**Work to complete**
Give the material again in full, matching it exactly.

**Data lines**
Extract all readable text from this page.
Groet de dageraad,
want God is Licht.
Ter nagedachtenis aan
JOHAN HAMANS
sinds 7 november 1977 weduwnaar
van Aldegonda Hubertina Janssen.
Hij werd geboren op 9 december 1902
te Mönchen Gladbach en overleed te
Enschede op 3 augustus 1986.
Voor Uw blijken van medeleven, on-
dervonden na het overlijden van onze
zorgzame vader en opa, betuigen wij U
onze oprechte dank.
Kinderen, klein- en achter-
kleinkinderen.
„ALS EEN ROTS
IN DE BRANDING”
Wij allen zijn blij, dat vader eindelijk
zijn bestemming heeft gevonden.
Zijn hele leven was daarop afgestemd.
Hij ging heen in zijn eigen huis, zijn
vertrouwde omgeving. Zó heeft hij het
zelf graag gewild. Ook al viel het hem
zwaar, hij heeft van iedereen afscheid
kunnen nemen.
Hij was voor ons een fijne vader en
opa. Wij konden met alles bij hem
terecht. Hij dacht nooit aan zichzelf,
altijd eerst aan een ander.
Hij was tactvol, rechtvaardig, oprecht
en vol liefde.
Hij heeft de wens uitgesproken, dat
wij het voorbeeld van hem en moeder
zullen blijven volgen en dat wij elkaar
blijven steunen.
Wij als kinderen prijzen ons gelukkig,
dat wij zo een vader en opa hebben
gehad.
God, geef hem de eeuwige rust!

**Answer for the task**
Extract all readable text from this page.
Groet de dageraad,
want God is Licht.
Ter nagedachtenis aan
JOHAN HAMANS
sinds 7 november 1977 weduwnaar
van Aldegonda Hubertina Janssen.
Hij werd geboren op 9 december 1902
te Mönchen Gladbach en overleed te
Enschede op 3 augustus 1986.
Voor Uw blijken van medeleven, on-
dervonden na het overlijden van onze
zorgzame vader en opa, betuigen wij U
onze oprechte dank.
Kinderen, klein- en achter-
kleinkinderen.
„ALS EEN ROTS
IN DE BRANDING”
Wij allen zijn blij, dat vader eindelijk
zijn bestemming heeft gevonden.
Zijn hele leven was daarop afgestemd.
Hij ging heen in zijn eigen huis, zijn
vertrouwde omgeving. Zó heeft hij het
zelf graag gewild. Ook al viel het hem
zwaar, hij heeft van iedereen afscheid
kunnen nemen.
Hij was voor ons een fijne vader en
opa. Wij konden met alles bij hem
terecht. Hij dacht nooit aan zichzelf,
altijd eerst aan een ander.
Hij was tactvol, rechtvaardig, oprecht
en vol liefde.
Hij heeft de wens uitgesproken, dat
wij het voorbeeld van hem en moeder
zullen blijven volgen en dat wij elkaar
blijven steunen.
Wij als kinderen prijzen ons gelukkig,
dat wij zo een vader en opa hebben
gehad.
God, geef hem de eeuwige rust!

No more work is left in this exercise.